DATA ROWS
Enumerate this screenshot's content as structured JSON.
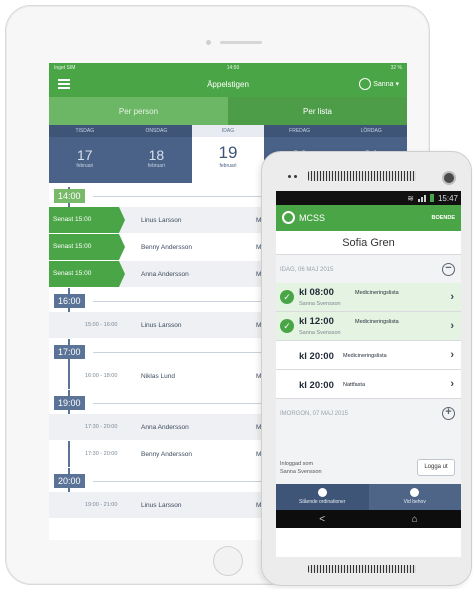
{
  "tablet": {
    "status": {
      "carrier": "Inget SIM",
      "time": "14:50",
      "battery": "32 %"
    },
    "header": {
      "title": "Äppelstigen",
      "user": "Sanna"
    },
    "tabs": [
      {
        "label": "Per person"
      },
      {
        "label": "Per lista"
      }
    ],
    "days": [
      {
        "name": "TISDAG",
        "date": "17",
        "month": "februari"
      },
      {
        "name": "ONSDAG",
        "date": "18",
        "month": "februari"
      },
      {
        "name": "IDAG",
        "date": "19",
        "month": "februari"
      },
      {
        "name": "FREDAG",
        "date": "20",
        "month": ""
      },
      {
        "name": "LÖRDAG",
        "date": "21",
        "month": ""
      }
    ],
    "hours": [
      "14:00",
      "16:00",
      "17:00",
      "19:00",
      "20:00"
    ],
    "rows_1400": [
      {
        "flag": "Senast 15:00",
        "name": "Linus Larsson"
      },
      {
        "flag": "Senast 15:00",
        "name": "Benny Andersson"
      },
      {
        "flag": "Senast 15:00",
        "name": "Anna  Andersson"
      }
    ],
    "rows_1600": [
      {
        "time": "15:00 - 16:00",
        "name": "Linus Larsson"
      }
    ],
    "rows_1700": [
      {
        "time": "16:00 - 18:00",
        "name": "Niklas Lund"
      }
    ],
    "rows_1900": [
      {
        "time": "17:30 - 20:00",
        "name": "Anna  Andersson"
      },
      {
        "time": "17:30 - 20:00",
        "name": "Benny Andersson"
      }
    ],
    "rows_2000": [
      {
        "time": "19:00 - 21:00",
        "name": "Linus Larsson"
      }
    ],
    "truncated": "M"
  },
  "phone": {
    "status_time": "15:47",
    "app": {
      "name": "MCSS",
      "right_label": "BOENDE"
    },
    "patient": "Sofia Gren",
    "today_label": "IDAG, 06 MAJ 2015",
    "items": [
      {
        "time": "kl 08:00",
        "list": "Medicineringslista",
        "who": "Sanna Svensson"
      },
      {
        "time": "kl 12:00",
        "list": "Medicineringslista",
        "who": "Sanna Svensson"
      },
      {
        "time": "kl 20:00",
        "list": "Medicineringslista"
      },
      {
        "time": "kl 20:00",
        "list": "Nattfasta"
      }
    ],
    "tomorrow_label": "IMORGON, 07 MAJ 2015",
    "login": {
      "line1": "Inloggad som",
      "line2": "Sanna Svensson",
      "logout": "Logga ut"
    },
    "bottom_tabs": [
      {
        "label": "Stående ordinationer"
      },
      {
        "label": "Vid behov"
      }
    ],
    "nav": {
      "back": "<",
      "home": "⌂"
    }
  }
}
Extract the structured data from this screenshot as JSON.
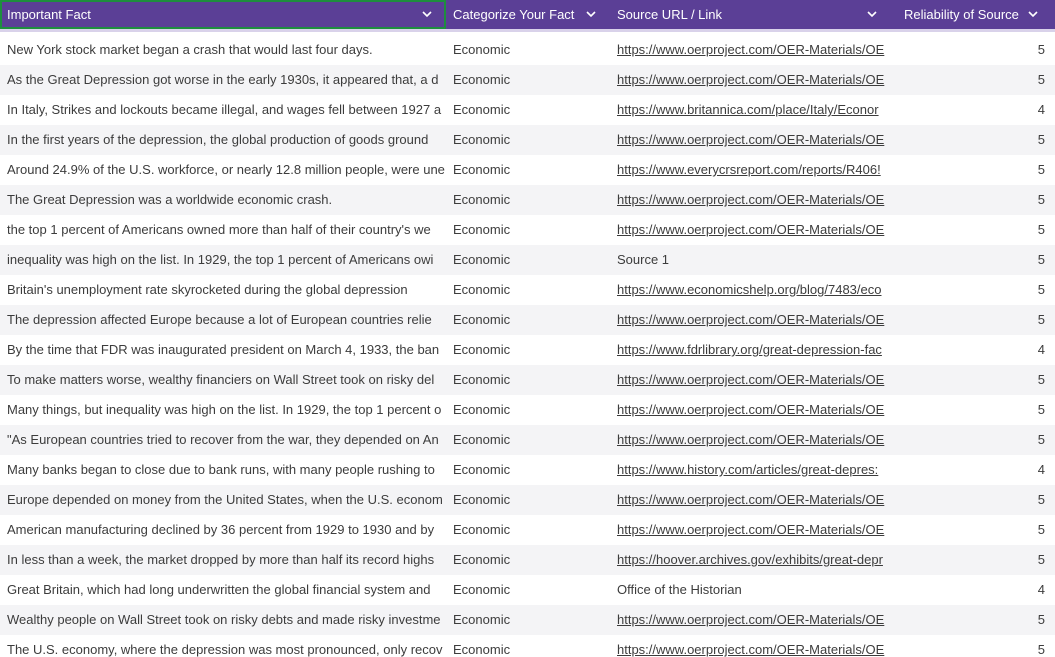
{
  "header": {
    "columns": [
      {
        "label": "Important Fact",
        "icon": "chevron-down-icon"
      },
      {
        "label": "Categorize Your Fact",
        "icon": "chevron-down-icon"
      },
      {
        "label": "Source URL / Link",
        "icon": "chevron-down-icon"
      },
      {
        "label": "Reliability of Source",
        "icon": "chevron-down-icon"
      }
    ]
  },
  "colors": {
    "header_bg": "#5b3f96",
    "active_border": "#1e8e3e"
  },
  "rows": [
    {
      "fact": "New York stock market began a crash that would last four days.",
      "category": "Economic",
      "source": "https://www.oerproject.com/OER-Materials/OE",
      "is_link": true,
      "reliability": "5"
    },
    {
      "fact": "As the Great Depression got worse in the early 1930s, it appeared that, a d",
      "category": "Economic",
      "source": "https://www.oerproject.com/OER-Materials/OE",
      "is_link": true,
      "reliability": "5"
    },
    {
      "fact": "In Italy, Strikes and lockouts became illegal, and wages fell between 1927 a",
      "category": "Economic",
      "source": "https://www.britannica.com/place/Italy/Econor",
      "is_link": true,
      "reliability": "4"
    },
    {
      "fact": "In the first years of the depression, the global production of goods ground",
      "category": "Economic",
      "source": "https://www.oerproject.com/OER-Materials/OE",
      "is_link": true,
      "reliability": "5"
    },
    {
      "fact": "Around 24.9% of the U.S. workforce, or nearly 12.8 million people, were une",
      "category": "Economic",
      "source": "https://www.everycrsreport.com/reports/R406!",
      "is_link": true,
      "reliability": "5"
    },
    {
      "fact": "The Great Depression was a worldwide economic crash.",
      "category": "Economic",
      "source": "https://www.oerproject.com/OER-Materials/OE",
      "is_link": true,
      "reliability": "5"
    },
    {
      "fact": " the top 1 percent of Americans owned more than half of their country's we",
      "category": "Economic",
      "source": "https://www.oerproject.com/OER-Materials/OE",
      "is_link": true,
      "reliability": "5"
    },
    {
      "fact": "inequality was high on the list. In 1929, the top 1 percent of Americans owi",
      "category": "Economic",
      "source": "Source 1",
      "is_link": false,
      "reliability": "5"
    },
    {
      "fact": "Britain's unemployment rate skyrocketed during the global depression",
      "category": "Economic",
      "source": "https://www.economicshelp.org/blog/7483/eco",
      "is_link": true,
      "reliability": "5"
    },
    {
      "fact": "The  depression affected Europe because a lot of European countries relie",
      "category": "Economic",
      "source": "https://www.oerproject.com/OER-Materials/OE",
      "is_link": true,
      "reliability": "5"
    },
    {
      "fact": "By the time that FDR was inaugurated president on March 4, 1933, the ban",
      "category": "Economic",
      "source": "https://www.fdrlibrary.org/great-depression-fac",
      "is_link": true,
      "reliability": "4"
    },
    {
      "fact": "To make matters worse, wealthy financiers on Wall Street took on risky del",
      "category": "Economic",
      "source": "https://www.oerproject.com/OER-Materials/OE",
      "is_link": true,
      "reliability": "5"
    },
    {
      "fact": "Many things, but inequality was high on the list. In 1929, the top 1 percent o",
      "category": "Economic",
      "source": "https://www.oerproject.com/OER-Materials/OE",
      "is_link": true,
      "reliability": "5"
    },
    {
      "fact": "\"As European countries tried to recover from the war, they depended on An",
      "category": "Economic",
      "source": "https://www.oerproject.com/OER-Materials/OE",
      "is_link": true,
      "reliability": "5"
    },
    {
      "fact": "Many banks began to close due to bank runs, with many people rushing to",
      "category": "Economic",
      "source": "https://www.history.com/articles/great-depres:",
      "is_link": true,
      "reliability": "4"
    },
    {
      "fact": "Europe depended on money from the United States, when the U.S. econom",
      "category": "Economic",
      "source": "https://www.oerproject.com/OER-Materials/OE",
      "is_link": true,
      "reliability": "5"
    },
    {
      "fact": "American manufacturing declined by 36 percent from 1929 to 1930 and by",
      "category": "Economic",
      "source": "https://www.oerproject.com/OER-Materials/OE",
      "is_link": true,
      "reliability": "5"
    },
    {
      "fact": "In less than a week, the market dropped by more than half its record highs",
      "category": "Economic",
      "source": "https://hoover.archives.gov/exhibits/great-depr",
      "is_link": true,
      "reliability": "5"
    },
    {
      "fact": " Great Britain, which had long underwritten the global financial system and",
      "category": "Economic",
      "source": "Office of the Historian",
      "is_link": false,
      "reliability": "4"
    },
    {
      "fact": "Wealthy people on Wall Street took on risky debts and made risky investme",
      "category": "Economic",
      "source": "https://www.oerproject.com/OER-Materials/OE",
      "is_link": true,
      "reliability": "5"
    },
    {
      "fact": "The U.S. economy, where the depression was most pronounced, only recov",
      "category": "Economic",
      "source": "https://www.oerproject.com/OER-Materials/OE",
      "is_link": true,
      "reliability": "5"
    }
  ]
}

EXERCISE
Leave out the pictures and output every record above precisely as given.

RIGHT ANSWER
Enumerate this screenshot's content as structured JSON.
{
  "tablet": {
    "status": {
      "carrier": "Inget SIM",
      "time": "14:50",
      "battery": "32 %"
    },
    "header": {
      "title": "Äppelstigen",
      "user": "Sanna"
    },
    "tabs": [
      {
        "label": "Per person"
      },
      {
        "label": "Per lista"
      }
    ],
    "days": [
      {
        "name": "TISDAG",
        "date": "17",
        "month": "februari"
      },
      {
        "name": "ONSDAG",
        "date": "18",
        "month": "februari"
      },
      {
        "name": "IDAG",
        "date": "19",
        "month": "februari"
      },
      {
        "name": "FREDAG",
        "date": "20",
        "month": ""
      },
      {
        "name": "LÖRDAG",
        "date": "21",
        "month": ""
      }
    ],
    "hours": [
      "14:00",
      "16:00",
      "17:00",
      "19:00",
      "20:00"
    ],
    "rows_1400": [
      {
        "flag": "Senast 15:00",
        "name": "Linus Larsson"
      },
      {
        "flag": "Senast 15:00",
        "name": "Benny Andersson"
      },
      {
        "flag": "Senast 15:00",
        "name": "Anna  Andersson"
      }
    ],
    "rows_1600": [
      {
        "time": "15:00 - 16:00",
        "name": "Linus Larsson"
      }
    ],
    "rows_1700": [
      {
        "time": "16:00 - 18:00",
        "name": "Niklas Lund"
      }
    ],
    "rows_1900": [
      {
        "time": "17:30 - 20:00",
        "name": "Anna  Andersson"
      },
      {
        "time": "17:30 - 20:00",
        "name": "Benny Andersson"
      }
    ],
    "rows_2000": [
      {
        "time": "19:00 - 21:00",
        "name": "Linus Larsson"
      }
    ],
    "truncated": "M"
  },
  "phone": {
    "status_time": "15:47",
    "app": {
      "name": "MCSS",
      "right_label": "BOENDE"
    },
    "patient": "Sofia Gren",
    "today_label": "IDAG, 06 MAJ 2015",
    "items": [
      {
        "time": "kl 08:00",
        "list": "Medicineringslista",
        "who": "Sanna Svensson"
      },
      {
        "time": "kl 12:00",
        "list": "Medicineringslista",
        "who": "Sanna Svensson"
      },
      {
        "time": "kl 20:00",
        "list": "Medicineringslista"
      },
      {
        "time": "kl 20:00",
        "list": "Nattfasta"
      }
    ],
    "tomorrow_label": "IMORGON, 07 MAJ 2015",
    "login": {
      "line1": "Inloggad som",
      "line2": "Sanna Svensson",
      "logout": "Logga ut"
    },
    "bottom_tabs": [
      {
        "label": "Stående ordinationer"
      },
      {
        "label": "Vid behov"
      }
    ],
    "nav": {
      "back": "<",
      "home": "⌂"
    }
  }
}
Extract the structured data from this screenshot as JSON.
{
  "header": {
    "columns": [
      {
        "label": "Important Fact",
        "icon": "chevron-down-icon"
      },
      {
        "label": "Categorize Your Fact",
        "icon": "chevron-down-icon"
      },
      {
        "label": "Source URL / Link",
        "icon": "chevron-down-icon"
      },
      {
        "label": "Reliability of Source",
        "icon": "chevron-down-icon"
      }
    ]
  },
  "colors": {
    "header_bg": "#5b3f96",
    "active_border": "#1e8e3e"
  },
  "rows": [
    {
      "fact": "New York stock market began a crash that would last four days.",
      "category": "Economic",
      "source": "https://www.oerproject.com/OER-Materials/OE",
      "is_link": true,
      "reliability": "5"
    },
    {
      "fact": "As the Great Depression got worse in the early 1930s, it appeared that, a d",
      "category": "Economic",
      "source": "https://www.oerproject.com/OER-Materials/OE",
      "is_link": true,
      "reliability": "5"
    },
    {
      "fact": "In Italy, Strikes and lockouts became illegal, and wages fell between 1927 a",
      "category": "Economic",
      "source": "https://www.britannica.com/place/Italy/Econor",
      "is_link": true,
      "reliability": "4"
    },
    {
      "fact": "In the first years of the depression, the global production of goods ground",
      "category": "Economic",
      "source": "https://www.oerproject.com/OER-Materials/OE",
      "is_link": true,
      "reliability": "5"
    },
    {
      "fact": "Around 24.9% of the U.S. workforce, or nearly 12.8 million people, were une",
      "category": "Economic",
      "source": "https://www.everycrsreport.com/reports/R406!",
      "is_link": true,
      "reliability": "5"
    },
    {
      "fact": "The Great Depression was a worldwide economic crash.",
      "category": "Economic",
      "source": "https://www.oerproject.com/OER-Materials/OE",
      "is_link": true,
      "reliability": "5"
    },
    {
      "fact": " the top 1 percent of Americans owned more than half of their country's we",
      "category": "Economic",
      "source": "https://www.oerproject.com/OER-Materials/OE",
      "is_link": true,
      "reliability": "5"
    },
    {
      "fact": "inequality was high on the list. In 1929, the top 1 percent of Americans owi",
      "category": "Economic",
      "source": "Source 1",
      "is_link": false,
      "reliability": "5"
    },
    {
      "fact": "Britain's unemployment rate skyrocketed during the global depression",
      "category": "Economic",
      "source": "https://www.economicshelp.org/blog/7483/eco",
      "is_link": true,
      "reliability": "5"
    },
    {
      "fact": "The  depression affected Europe because a lot of European countries relie",
      "category": "Economic",
      "source": "https://www.oerproject.com/OER-Materials/OE",
      "is_link": true,
      "reliability": "5"
    },
    {
      "fact": "By the time that FDR was inaugurated president on March 4, 1933, the ban",
      "category": "Economic",
      "source": "https://www.fdrlibrary.org/great-depression-fac",
      "is_link": true,
      "reliability": "4"
    },
    {
      "fact": "To make matters worse, wealthy financiers on Wall Street took on risky del",
      "category": "Economic",
      "source": "https://www.oerproject.com/OER-Materials/OE",
      "is_link": true,
      "reliability": "5"
    },
    {
      "fact": "Many things, but inequality was high on the list. In 1929, the top 1 percent o",
      "category": "Economic",
      "source": "https://www.oerproject.com/OER-Materials/OE",
      "is_link": true,
      "reliability": "5"
    },
    {
      "fact": "\"As European countries tried to recover from the war, they depended on An",
      "category": "Economic",
      "source": "https://www.oerproject.com/OER-Materials/OE",
      "is_link": true,
      "reliability": "5"
    },
    {
      "fact": "Many banks began to close due to bank runs, with many people rushing to",
      "category": "Economic",
      "source": "https://www.history.com/articles/great-depres:",
      "is_link": true,
      "reliability": "4"
    },
    {
      "fact": "Europe depended on money from the United States, when the U.S. econom",
      "category": "Economic",
      "source": "https://www.oerproject.com/OER-Materials/OE",
      "is_link": true,
      "reliability": "5"
    },
    {
      "fact": "American manufacturing declined by 36 percent from 1929 to 1930 and by",
      "category": "Economic",
      "source": "https://www.oerproject.com/OER-Materials/OE",
      "is_link": true,
      "reliability": "5"
    },
    {
      "fact": "In less than a week, the market dropped by more than half its record highs",
      "category": "Economic",
      "source": "https://hoover.archives.gov/exhibits/great-depr",
      "is_link": true,
      "reliability": "5"
    },
    {
      "fact": " Great Britain, which had long underwritten the global financial system and",
      "category": "Economic",
      "source": "Office of the Historian",
      "is_link": false,
      "reliability": "4"
    },
    {
      "fact": "Wealthy people on Wall Street took on risky debts and made risky investme",
      "category": "Economic",
      "source": "https://www.oerproject.com/OER-Materials/OE",
      "is_link": true,
      "reliability": "5"
    },
    {
      "fact": "The U.S. economy, where the depression was most pronounced, only recov",
      "category": "Economic",
      "source": "https://www.oerproject.com/OER-Materials/OE",
      "is_link": true,
      "reliability": "5"
    }
  ]
}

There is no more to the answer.